Collected data entries:
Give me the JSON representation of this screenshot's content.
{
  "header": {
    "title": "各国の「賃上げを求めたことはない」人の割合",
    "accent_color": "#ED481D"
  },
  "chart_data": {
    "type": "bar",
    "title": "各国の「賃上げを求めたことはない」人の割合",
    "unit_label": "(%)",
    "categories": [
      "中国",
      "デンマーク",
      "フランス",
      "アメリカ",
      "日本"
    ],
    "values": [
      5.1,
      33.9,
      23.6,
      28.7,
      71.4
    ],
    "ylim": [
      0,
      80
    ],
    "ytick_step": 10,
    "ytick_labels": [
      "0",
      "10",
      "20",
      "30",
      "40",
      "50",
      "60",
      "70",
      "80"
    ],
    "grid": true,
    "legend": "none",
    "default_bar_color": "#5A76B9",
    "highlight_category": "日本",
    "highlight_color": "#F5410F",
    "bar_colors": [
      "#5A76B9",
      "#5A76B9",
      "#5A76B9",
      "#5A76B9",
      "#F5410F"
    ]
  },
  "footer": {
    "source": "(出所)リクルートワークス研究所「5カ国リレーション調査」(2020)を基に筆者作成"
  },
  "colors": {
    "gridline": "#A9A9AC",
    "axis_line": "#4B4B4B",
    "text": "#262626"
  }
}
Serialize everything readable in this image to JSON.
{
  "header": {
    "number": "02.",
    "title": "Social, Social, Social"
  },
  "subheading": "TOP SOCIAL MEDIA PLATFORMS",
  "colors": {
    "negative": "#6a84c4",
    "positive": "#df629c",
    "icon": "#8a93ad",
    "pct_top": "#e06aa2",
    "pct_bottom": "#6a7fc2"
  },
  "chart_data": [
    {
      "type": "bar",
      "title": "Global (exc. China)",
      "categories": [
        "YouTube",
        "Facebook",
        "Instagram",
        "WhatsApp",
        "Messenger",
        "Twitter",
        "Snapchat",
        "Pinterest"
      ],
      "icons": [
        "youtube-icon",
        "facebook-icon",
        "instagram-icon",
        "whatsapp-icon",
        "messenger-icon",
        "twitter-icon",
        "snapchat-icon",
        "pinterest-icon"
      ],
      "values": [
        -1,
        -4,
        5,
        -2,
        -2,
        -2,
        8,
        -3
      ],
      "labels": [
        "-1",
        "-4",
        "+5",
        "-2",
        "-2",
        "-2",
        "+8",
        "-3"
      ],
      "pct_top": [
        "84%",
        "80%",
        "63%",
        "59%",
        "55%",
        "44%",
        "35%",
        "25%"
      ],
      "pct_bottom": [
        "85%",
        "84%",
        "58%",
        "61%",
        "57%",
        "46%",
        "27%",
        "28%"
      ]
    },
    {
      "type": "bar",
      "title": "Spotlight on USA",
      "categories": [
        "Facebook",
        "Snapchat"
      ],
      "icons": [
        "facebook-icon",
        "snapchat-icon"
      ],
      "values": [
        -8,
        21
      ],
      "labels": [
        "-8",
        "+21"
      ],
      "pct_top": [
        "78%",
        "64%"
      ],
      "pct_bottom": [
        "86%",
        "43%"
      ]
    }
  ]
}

# Work required
Retype all of the material above with every character intact.

# Completed task
Give me the JSON representation of this screenshot's content.
{
  "header": {
    "title": "各国の「賃上げを求めたことはない」人の割合",
    "accent_color": "#ED481D"
  },
  "chart_data": {
    "type": "bar",
    "title": "各国の「賃上げを求めたことはない」人の割合",
    "unit_label": "(%)",
    "categories": [
      "中国",
      "デンマーク",
      "フランス",
      "アメリカ",
      "日本"
    ],
    "values": [
      5.1,
      33.9,
      23.6,
      28.7,
      71.4
    ],
    "ylim": [
      0,
      80
    ],
    "ytick_step": 10,
    "ytick_labels": [
      "0",
      "10",
      "20",
      "30",
      "40",
      "50",
      "60",
      "70",
      "80"
    ],
    "grid": true,
    "legend": "none",
    "default_bar_color": "#5A76B9",
    "highlight_category": "日本",
    "highlight_color": "#F5410F",
    "bar_colors": [
      "#5A76B9",
      "#5A76B9",
      "#5A76B9",
      "#5A76B9",
      "#F5410F"
    ]
  },
  "footer": {
    "source": "(出所)リクルートワークス研究所「5カ国リレーション調査」(2020)を基に筆者作成"
  },
  "colors": {
    "gridline": "#A9A9AC",
    "axis_line": "#4B4B4B",
    "text": "#262626"
  }
}
Serialize everything readable in this image to JSON.
{
  "header": {
    "number": "02.",
    "title": "Social, Social, Social"
  },
  "subheading": "TOP SOCIAL MEDIA PLATFORMS",
  "colors": {
    "negative": "#6a84c4",
    "positive": "#df629c",
    "icon": "#8a93ad",
    "pct_top": "#e06aa2",
    "pct_bottom": "#6a7fc2"
  },
  "chart_data": [
    {
      "type": "bar",
      "title": "Global (exc. China)",
      "categories": [
        "YouTube",
        "Facebook",
        "Instagram",
        "WhatsApp",
        "Messenger",
        "Twitter",
        "Snapchat",
        "Pinterest"
      ],
      "icons": [
        "youtube-icon",
        "facebook-icon",
        "instagram-icon",
        "whatsapp-icon",
        "messenger-icon",
        "twitter-icon",
        "snapchat-icon",
        "pinterest-icon"
      ],
      "values": [
        -1,
        -4,
        5,
        -2,
        -2,
        -2,
        8,
        -3
      ],
      "labels": [
        "-1",
        "-4",
        "+5",
        "-2",
        "-2",
        "-2",
        "+8",
        "-3"
      ],
      "pct_top": [
        "84%",
        "80%",
        "63%",
        "59%",
        "55%",
        "44%",
        "35%",
        "25%"
      ],
      "pct_bottom": [
        "85%",
        "84%",
        "58%",
        "61%",
        "57%",
        "46%",
        "27%",
        "28%"
      ]
    },
    {
      "type": "bar",
      "title": "Spotlight on USA",
      "categories": [
        "Facebook",
        "Snapchat"
      ],
      "icons": [
        "facebook-icon",
        "snapchat-icon"
      ],
      "values": [
        -8,
        21
      ],
      "labels": [
        "-8",
        "+21"
      ],
      "pct_top": [
        "78%",
        "64%"
      ],
      "pct_bottom": [
        "86%",
        "43%"
      ]
    }
  ]
}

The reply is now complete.